▸ Problem description
Write the data out again in full, with no departure from the original.

▸ Collected data
* START *

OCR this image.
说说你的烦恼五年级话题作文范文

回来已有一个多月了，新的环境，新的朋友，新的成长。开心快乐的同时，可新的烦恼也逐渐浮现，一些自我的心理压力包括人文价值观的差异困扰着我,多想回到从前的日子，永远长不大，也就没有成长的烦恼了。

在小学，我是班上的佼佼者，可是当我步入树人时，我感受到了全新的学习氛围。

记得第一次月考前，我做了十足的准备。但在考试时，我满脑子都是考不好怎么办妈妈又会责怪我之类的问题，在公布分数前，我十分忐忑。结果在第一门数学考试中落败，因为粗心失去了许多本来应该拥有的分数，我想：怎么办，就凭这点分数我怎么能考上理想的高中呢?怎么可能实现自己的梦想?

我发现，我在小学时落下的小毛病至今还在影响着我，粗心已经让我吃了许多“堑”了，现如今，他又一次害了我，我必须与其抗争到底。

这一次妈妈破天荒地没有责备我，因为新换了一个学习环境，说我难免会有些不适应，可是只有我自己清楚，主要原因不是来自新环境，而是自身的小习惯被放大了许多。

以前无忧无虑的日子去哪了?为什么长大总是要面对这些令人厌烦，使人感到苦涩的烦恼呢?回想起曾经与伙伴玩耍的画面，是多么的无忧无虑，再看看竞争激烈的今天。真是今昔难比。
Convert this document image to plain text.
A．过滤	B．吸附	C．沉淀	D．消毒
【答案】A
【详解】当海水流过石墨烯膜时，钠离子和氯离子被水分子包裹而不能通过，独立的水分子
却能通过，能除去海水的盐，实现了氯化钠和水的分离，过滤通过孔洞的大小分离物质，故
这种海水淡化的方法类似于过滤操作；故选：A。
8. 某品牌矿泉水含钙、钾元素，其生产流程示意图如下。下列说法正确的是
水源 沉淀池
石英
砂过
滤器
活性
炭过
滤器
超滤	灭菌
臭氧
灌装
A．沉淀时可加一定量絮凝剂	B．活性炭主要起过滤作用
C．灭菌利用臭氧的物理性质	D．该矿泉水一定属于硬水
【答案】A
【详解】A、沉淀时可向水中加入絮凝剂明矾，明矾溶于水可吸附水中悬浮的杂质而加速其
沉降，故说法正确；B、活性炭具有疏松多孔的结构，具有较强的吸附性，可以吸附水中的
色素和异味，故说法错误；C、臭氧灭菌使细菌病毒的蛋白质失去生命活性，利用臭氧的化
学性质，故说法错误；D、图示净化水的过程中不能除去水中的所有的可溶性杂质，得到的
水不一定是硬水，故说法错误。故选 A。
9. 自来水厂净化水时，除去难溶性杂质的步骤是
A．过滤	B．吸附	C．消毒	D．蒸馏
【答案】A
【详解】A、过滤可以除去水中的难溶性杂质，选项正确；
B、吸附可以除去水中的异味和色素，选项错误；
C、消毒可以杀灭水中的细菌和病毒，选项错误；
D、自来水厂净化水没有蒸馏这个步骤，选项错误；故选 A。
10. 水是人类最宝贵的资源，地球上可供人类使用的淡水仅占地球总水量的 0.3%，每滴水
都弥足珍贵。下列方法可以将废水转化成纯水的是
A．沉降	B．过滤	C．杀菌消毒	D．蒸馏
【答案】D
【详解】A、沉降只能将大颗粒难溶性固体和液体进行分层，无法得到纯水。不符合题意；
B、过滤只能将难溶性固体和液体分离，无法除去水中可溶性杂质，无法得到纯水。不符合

* END *

▸ Solution below
OCR this image.
说说你的烦恼五年级话题作文范文

回来已有一个多月了，新的环境，新的朋友，新的成长。开心快乐的同时，可新的烦恼也逐渐浮现，一些自我的心理压力包括人文价值观的差异困扰着我,多想回到从前的日子，永远长不大，也就没有成长的烦恼了。

在小学，我是班上的佼佼者，可是当我步入树人时，我感受到了全新的学习氛围。

记得第一次月考前，我做了十足的准备。但在考试时，我满脑子都是考不好怎么办妈妈又会责怪我之类的问题，在公布分数前，我十分忐忑。结果在第一门数学考试中落败，因为粗心失去了许多本来应该拥有的分数，我想：怎么办，就凭这点分数我怎么能考上理想的高中呢?怎么可能实现自己的梦想?

我发现，我在小学时落下的小毛病至今还在影响着我，粗心已经让我吃了许多“堑”了，现如今，他又一次害了我，我必须与其抗争到底。

这一次妈妈破天荒地没有责备我，因为新换了一个学习环境，说我难免会有些不适应，可是只有我自己清楚，主要原因不是来自新环境，而是自身的小习惯被放大了许多。

以前无忧无虑的日子去哪了?为什么长大总是要面对这些令人厌烦，使人感到苦涩的烦恼呢?回想起曾经与伙伴玩耍的画面，是多么的无忧无虑，再看看竞争激烈的今天。真是今昔难比。
Convert this document image to plain text.
A．过滤	B．吸附	C．沉淀	D．消毒
【答案】A
【详解】当海水流过石墨烯膜时，钠离子和氯离子被水分子包裹而不能通过，独立的水分子
却能通过，能除去海水的盐，实现了氯化钠和水的分离，过滤通过孔洞的大小分离物质，故
这种海水淡化的方法类似于过滤操作；故选：A。
8. 某品牌矿泉水含钙、钾元素，其生产流程示意图如下。下列说法正确的是
水源 沉淀池
石英
砂过
滤器
活性
炭过
滤器
超滤	灭菌
臭氧
灌装
A．沉淀时可加一定量絮凝剂	B．活性炭主要起过滤作用
C．灭菌利用臭氧的物理性质	D．该矿泉水一定属于硬水
【答案】A
【详解】A、沉淀时可向水中加入絮凝剂明矾，明矾溶于水可吸附水中悬浮的杂质而加速其
沉降，故说法正确；B、活性炭具有疏松多孔的结构，具有较强的吸附性，可以吸附水中的
色素和异味，故说法错误；C、臭氧灭菌使细菌病毒的蛋白质失去生命活性，利用臭氧的化
学性质，故说法错误；D、图示净化水的过程中不能除去水中的所有的可溶性杂质，得到的
水不一定是硬水，故说法错误。故选 A。
9. 自来水厂净化水时，除去难溶性杂质的步骤是
A．过滤	B．吸附	C．消毒	D．蒸馏
【答案】A
【详解】A、过滤可以除去水中的难溶性杂质，选项正确；
B、吸附可以除去水中的异味和色素，选项错误；
C、消毒可以杀灭水中的细菌和病毒，选项错误；
D、自来水厂净化水没有蒸馏这个步骤，选项错误；故选 A。
10. 水是人类最宝贵的资源，地球上可供人类使用的淡水仅占地球总水量的 0.3%，每滴水
都弥足珍贵。下列方法可以将废水转化成纯水的是
A．沉降	B．过滤	C．杀菌消毒	D．蒸馏
【答案】D
【详解】A、沉降只能将大颗粒难溶性固体和液体进行分层，无法得到纯水。不符合题意；
B、过滤只能将难溶性固体和液体分离，无法除去水中可溶性杂质，无法得到纯水。不符合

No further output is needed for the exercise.